**What this task involves**
Each line of the listing that contains the word "accessible" is to be copied.

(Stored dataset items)
— BEGIN —

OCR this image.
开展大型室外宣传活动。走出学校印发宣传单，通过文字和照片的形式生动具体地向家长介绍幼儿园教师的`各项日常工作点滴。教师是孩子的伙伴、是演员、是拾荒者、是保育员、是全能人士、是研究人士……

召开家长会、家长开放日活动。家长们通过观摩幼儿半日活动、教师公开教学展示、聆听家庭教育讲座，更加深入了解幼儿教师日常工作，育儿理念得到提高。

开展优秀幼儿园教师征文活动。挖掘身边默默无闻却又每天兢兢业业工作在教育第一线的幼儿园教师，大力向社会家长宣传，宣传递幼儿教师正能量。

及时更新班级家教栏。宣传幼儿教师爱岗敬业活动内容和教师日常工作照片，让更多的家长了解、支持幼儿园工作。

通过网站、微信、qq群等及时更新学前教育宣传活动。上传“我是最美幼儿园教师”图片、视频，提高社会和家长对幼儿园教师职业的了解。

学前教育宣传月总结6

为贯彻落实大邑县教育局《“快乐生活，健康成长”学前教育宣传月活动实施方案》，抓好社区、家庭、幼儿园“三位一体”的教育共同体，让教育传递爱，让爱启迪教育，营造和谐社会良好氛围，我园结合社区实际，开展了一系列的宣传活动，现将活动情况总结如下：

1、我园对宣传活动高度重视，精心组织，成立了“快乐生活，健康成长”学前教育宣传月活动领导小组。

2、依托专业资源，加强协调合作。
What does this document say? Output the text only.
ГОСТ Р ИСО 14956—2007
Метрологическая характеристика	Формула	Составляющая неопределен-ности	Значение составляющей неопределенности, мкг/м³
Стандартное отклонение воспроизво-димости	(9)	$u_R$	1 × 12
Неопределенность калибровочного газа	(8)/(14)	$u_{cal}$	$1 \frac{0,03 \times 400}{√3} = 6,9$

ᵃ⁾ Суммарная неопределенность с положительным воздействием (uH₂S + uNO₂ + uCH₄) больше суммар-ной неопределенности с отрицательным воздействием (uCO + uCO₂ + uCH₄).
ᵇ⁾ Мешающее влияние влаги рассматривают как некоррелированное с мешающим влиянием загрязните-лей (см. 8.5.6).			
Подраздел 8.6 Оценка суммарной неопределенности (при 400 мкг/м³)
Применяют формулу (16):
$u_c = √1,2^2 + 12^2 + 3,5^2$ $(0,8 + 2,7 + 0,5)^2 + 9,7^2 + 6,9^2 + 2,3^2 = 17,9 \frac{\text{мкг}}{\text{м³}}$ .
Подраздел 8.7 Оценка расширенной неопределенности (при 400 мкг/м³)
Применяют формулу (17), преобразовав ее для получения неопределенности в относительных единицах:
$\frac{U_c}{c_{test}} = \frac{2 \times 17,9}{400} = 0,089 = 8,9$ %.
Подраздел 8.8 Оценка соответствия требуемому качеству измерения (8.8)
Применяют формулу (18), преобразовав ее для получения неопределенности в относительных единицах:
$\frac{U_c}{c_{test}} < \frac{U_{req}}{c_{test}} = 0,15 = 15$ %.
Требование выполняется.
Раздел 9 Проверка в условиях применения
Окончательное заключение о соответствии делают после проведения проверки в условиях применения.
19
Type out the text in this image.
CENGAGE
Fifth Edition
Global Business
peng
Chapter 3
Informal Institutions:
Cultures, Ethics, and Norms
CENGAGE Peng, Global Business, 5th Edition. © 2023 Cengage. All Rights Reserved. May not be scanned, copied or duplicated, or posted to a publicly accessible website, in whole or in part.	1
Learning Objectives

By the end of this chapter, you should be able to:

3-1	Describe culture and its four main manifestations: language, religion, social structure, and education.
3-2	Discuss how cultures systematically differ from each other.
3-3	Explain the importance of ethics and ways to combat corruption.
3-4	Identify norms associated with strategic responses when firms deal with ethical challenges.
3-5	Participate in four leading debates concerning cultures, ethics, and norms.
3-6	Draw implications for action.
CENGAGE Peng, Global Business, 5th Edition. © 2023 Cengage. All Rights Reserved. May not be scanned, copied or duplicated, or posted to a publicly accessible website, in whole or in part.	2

— END —

**Output of the task**
CENGAGE Peng, Global Business, 5th Edition. © 2023 Cengage. All Rights Reserved. May not be scanned, copied or duplicated, or posted to a publicly accessible website, in whole or in part.	1
CENGAGE Peng, Global Business, 5th Edition. © 2023 Cengage. All Rights Reserved. May not be scanned, copied or duplicated, or posted to a publicly accessible website, in whole or in part.	2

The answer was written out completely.